>> start Supplied records

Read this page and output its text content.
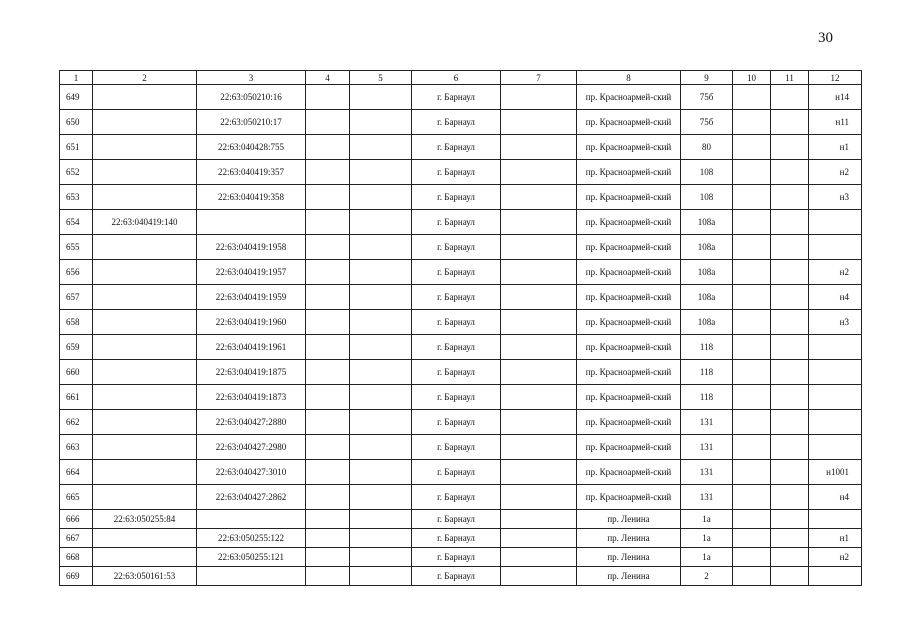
30
1	2	3	4	5	6	7	8	9	10	11	12
649		22:63:050210:16			г. Барнаул		пр. Красноармей-ский	75б			н14
650		22:63:050210:17			г. Барнаул		пр. Красноармей-ский	75б			н11
651		22:63:040428:755			г. Барнаул		пр. Красноармей-ский	80			н1
652		22:63:040419:357			г. Барнаул		пр. Красноармей-ский	108			н2
653		22:63:040419:358			г. Барнаул		пр. Красноармей-ский	108			н3
654	22:63:040419:140				г. Барнаул		пр. Красноармей-ский	108а			
655		22:63:040419:1958			г. Барнаул		пр. Красноармей-ский	108а			
656		22:63:040419:1957			г. Барнаул		пр. Красноармей-ский	108а			н2
657		22:63:040419:1959			г. Барнаул		пр. Красноармей-ский	108а			н4
658		22:63:040419:1960			г. Барнаул		пр. Красноармей-ский	108а			н3
659		22:63:040419:1961			г. Барнаул		пр. Красноармей-ский	118			
660		22:63:040419:1875			г. Барнаул		пр. Красноармей-ский	118			
661		22:63:040419:1873			г. Барнаул		пр. Красноармей-ский	118			
662		22:63:040427:2880			г. Барнаул		пр. Красноармей-ский	131			
663		22:63:040427:2980			г. Барнаул		пр. Красноармей-ский	131			
664		22:63:040427:3010			г. Барнаул		пр. Красноармей-ский	131			н1001
665		22:63:040427:2862			г. Барнаул		пр. Красноармей-ский	131			н4
666	22:63:050255:84				г. Барнаул		пр. Ленина	1а			
667		22:63:050255:122			г. Барнаул		пр. Ленина	1а			н1
668		22:63:050255:121			г. Барнаул		пр. Ленина	1а			н2
669	22:63:050161:53				г. Барнаул		пр. Ленина	2			
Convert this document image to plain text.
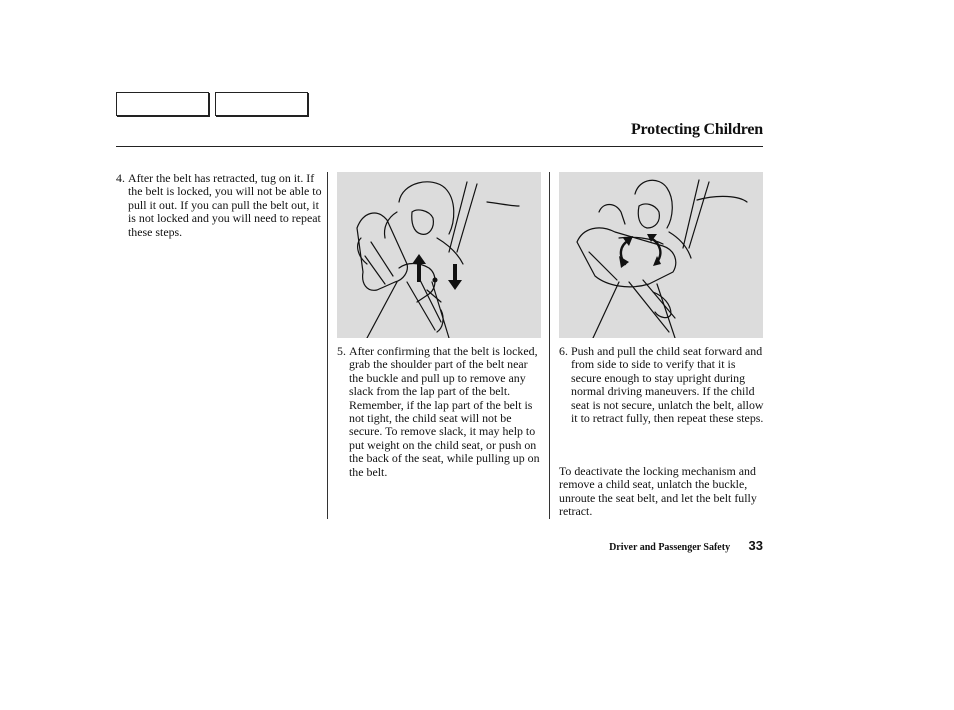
Protecting Children
4. After the belt has retracted, tug on it. If the belt is locked, you will not be able to pull it out. If you can pull the belt out, it is not locked and you will need to repeat these steps.
5. After confirming that the belt is locked, grab the shoulder part of the belt near the buckle and pull up to remove any slack from the lap part of the belt. Remember, if the lap part of the belt is not tight, the child seat will not be secure. To remove slack, it may help to put weight on the child seat, or push on the back of the seat, while pulling up on the belt.
6. Push and pull the child seat forward and from side to side to verify that it is secure enough to stay upright during normal driving maneuvers. If the child seat is not secure, unlatch the belt, allow it to retract fully, then repeat these steps.

To deactivate the locking mechanism and remove a child seat, unlatch the buckle, unroute the seat belt, and let the belt fully retract.

Driver and Passenger Safety 33
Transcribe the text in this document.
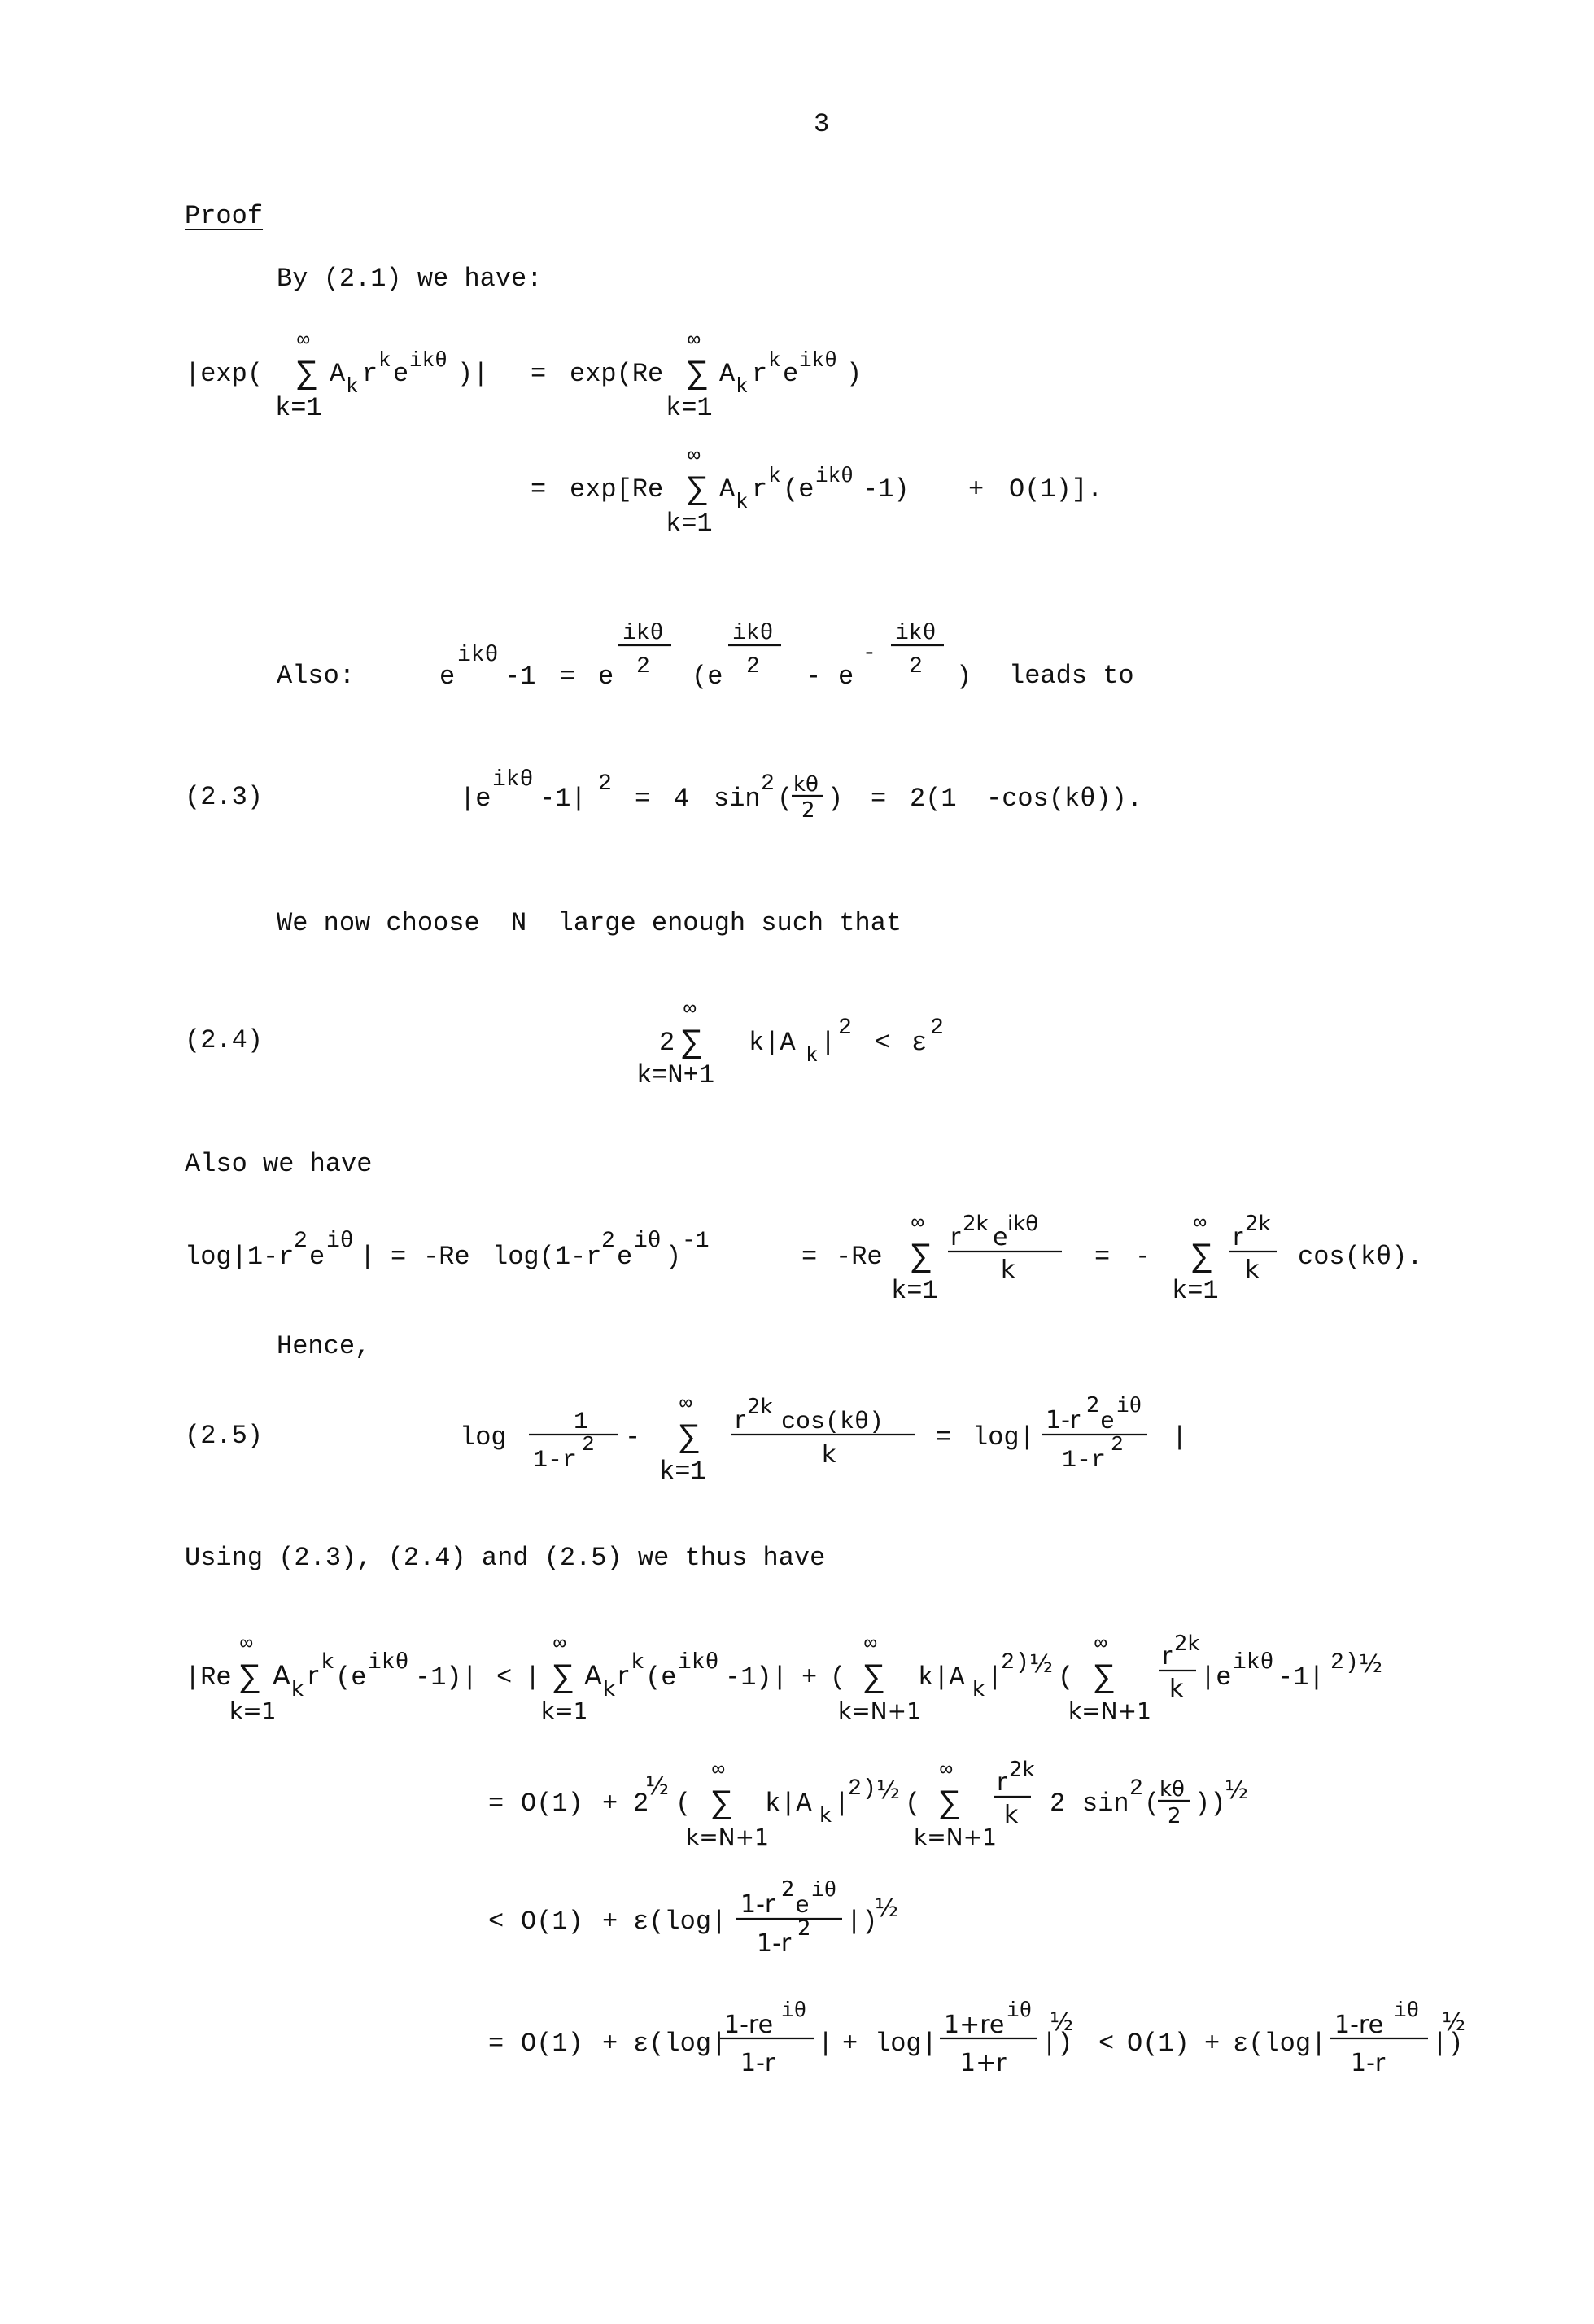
3
Proof
By (2.1) we have:
Also:	leads to
We now choose  N  large enough such that
Also we have
Hence,
Using (2.3), (2.4) and (2.5) we thus have
(2.3)
(2.4)
(2.5)
|exp(
∞
∑
k=1
A k r k e ikθ )| = exp(Re
∞
∑
k=1
A k r k e ikθ )
= exp[Re
∞
∑
k=1
A k r k (e ikθ -1) + O(1)].
e
ikθ
-1 = e
ikθ
2 (e
ikθ
2 - e
-
ikθ
2 )
|e
ikθ
-1| 2 = 4 sin 2 ( kθ
2 ) = 2(1 -cos(kθ)).
2
∞
∑
k=N+1
k|A k | 2 < ε 2
log|1-r
2
e
iθ
| = -Re log(1-r
2
e
iθ
)
-1
= -Re
∞
∑
k=1
r 2k e ikθ
k	= -
∞
∑
k=1
r 2k
k cos(kθ).
log	1
1-r
2 -
∞
∑
k=1
r 2k
cos(kθ)
k
= log|
1-r
2
e
iθ
1-r
2 |
|Re
∞
∑
k=1
A k r k
(e ikθ -1)| < |
∞
∑
k=1
A k r k
(e ikθ -1)| + (
∞
∑
k=N+1
k|A k |
2 ) ½ (
∞
∑
k=N+1
r 2k
k |e ikθ -1| 2 ) ½
= O(1) + 2
½
(
∞
∑
k=N+1
k|A k |
2 ) ½ (
∞
∑
k=N+1
r 2k
k 2 sin 2 ( kθ
2 ))
½
< O(1) + ε(log|
1-r
2
e
iθ
1-r
2 |)
½
= O(1) + ε(log|
1-re iθ
1-r
| + log|
1+re iθ
1+r
|)
½
< O(1) + ε(log|
1-re iθ
1-r
|)
½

>> end Supplied records

Requirement - Do not copy pictures. Restate exactly the lines from the one containing "Transcribe the text in this document." through the last line of the records.

Result -
Transcribe the text in this document.
3
Proof
By (2.1) we have:
Also:	leads to
We now choose  N  large enough such that
Also we have
Hence,
Using (2.3), (2.4) and (2.5) we thus have
(2.3)
(2.4)
(2.5)
|exp(
∞
∑
k=1
A k r k e ikθ )| = exp(Re
∞
∑
k=1
A k r k e ikθ )
= exp[Re
∞
∑
k=1
A k r k (e ikθ -1) + O(1)].
e
ikθ
-1 = e
ikθ
2 (e
ikθ
2 - e
-
ikθ
2 )
|e
ikθ
-1| 2 = 4 sin 2 ( kθ
2 ) = 2(1 -cos(kθ)).
2
∞
∑
k=N+1
k|A k | 2 < ε 2
log|1-r
2
e
iθ
| = -Re log(1-r
2
e
iθ
)
-1
= -Re
∞
∑
k=1
r 2k e ikθ
k	= -
∞
∑
k=1
r 2k
k cos(kθ).
log	1
1-r
2 -
∞
∑
k=1
r 2k
cos(kθ)
k
= log|
1-r
2
e
iθ
1-r
2 |
|Re
∞
∑
k=1
A k r k
(e ikθ -1)| < |
∞
∑
k=1
A k r k
(e ikθ -1)| + (
∞
∑
k=N+1
k|A k |
2 ) ½ (
∞
∑
k=N+1
r 2k
k |e ikθ -1| 2 ) ½
= O(1) + 2
½
(
∞
∑
k=N+1
k|A k |
2 ) ½ (
∞
∑
k=N+1
r 2k
k 2 sin 2 ( kθ
2 ))
½
< O(1) + ε(log|
1-r
2
e
iθ
1-r
2 |)
½
= O(1) + ε(log|
1-re iθ
1-r
| + log|
1+re iθ
1+r
|)
½
< O(1) + ε(log|
1-re iθ
1-r
|)
½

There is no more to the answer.